Problem requirements: Reproduce this listing in full.

Data to process:
::::

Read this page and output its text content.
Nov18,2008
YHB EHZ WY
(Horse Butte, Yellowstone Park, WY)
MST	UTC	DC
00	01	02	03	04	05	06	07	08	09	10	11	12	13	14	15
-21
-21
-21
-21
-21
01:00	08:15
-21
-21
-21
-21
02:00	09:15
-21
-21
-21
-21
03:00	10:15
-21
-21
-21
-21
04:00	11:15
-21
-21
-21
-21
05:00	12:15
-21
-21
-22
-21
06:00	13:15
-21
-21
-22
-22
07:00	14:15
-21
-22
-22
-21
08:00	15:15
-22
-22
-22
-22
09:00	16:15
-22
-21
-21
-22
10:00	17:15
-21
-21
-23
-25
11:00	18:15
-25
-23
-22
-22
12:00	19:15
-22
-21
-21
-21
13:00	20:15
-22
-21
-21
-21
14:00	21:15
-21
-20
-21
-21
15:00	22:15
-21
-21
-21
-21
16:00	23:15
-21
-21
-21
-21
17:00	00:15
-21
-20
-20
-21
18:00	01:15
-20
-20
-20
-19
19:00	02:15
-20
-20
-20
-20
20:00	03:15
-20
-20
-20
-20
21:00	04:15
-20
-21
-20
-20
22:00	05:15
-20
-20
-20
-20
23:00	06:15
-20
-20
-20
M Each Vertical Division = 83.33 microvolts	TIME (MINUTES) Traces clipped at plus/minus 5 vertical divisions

::::

Answer to the exercise:
Read this page and output its text content.
Nov18,2008
YHB EHZ WY
(Horse Butte, Yellowstone Park, WY)
MST	UTC	DC
00	01	02	03	04	05	06	07	08	09	10	11	12	13	14	15
-21
-21
-21
-21
-21
01:00	08:15
-21
-21
-21
-21
02:00	09:15
-21
-21
-21
-21
03:00	10:15
-21
-21
-21
-21
04:00	11:15
-21
-21
-21
-21
05:00	12:15
-21
-21
-22
-21
06:00	13:15
-21
-21
-22
-22
07:00	14:15
-21
-22
-22
-21
08:00	15:15
-22
-22
-22
-22
09:00	16:15
-22
-21
-21
-22
10:00	17:15
-21
-21
-23
-25
11:00	18:15
-25
-23
-22
-22
12:00	19:15
-22
-21
-21
-21
13:00	20:15
-22
-21
-21
-21
14:00	21:15
-21
-20
-21
-21
15:00	22:15
-21
-21
-21
-21
16:00	23:15
-21
-21
-21
-21
17:00	00:15
-21
-20
-20
-21
18:00	01:15
-20
-20
-20
-19
19:00	02:15
-20
-20
-20
-20
20:00	03:15
-20
-20
-20
-20
21:00	04:15
-20
-21
-20
-20
22:00	05:15
-20
-20
-20
-20
23:00	06:15
-20
-20
-20
M Each Vertical Division = 83.33 microvolts	TIME (MINUTES) Traces clipped at plus/minus 5 vertical divisions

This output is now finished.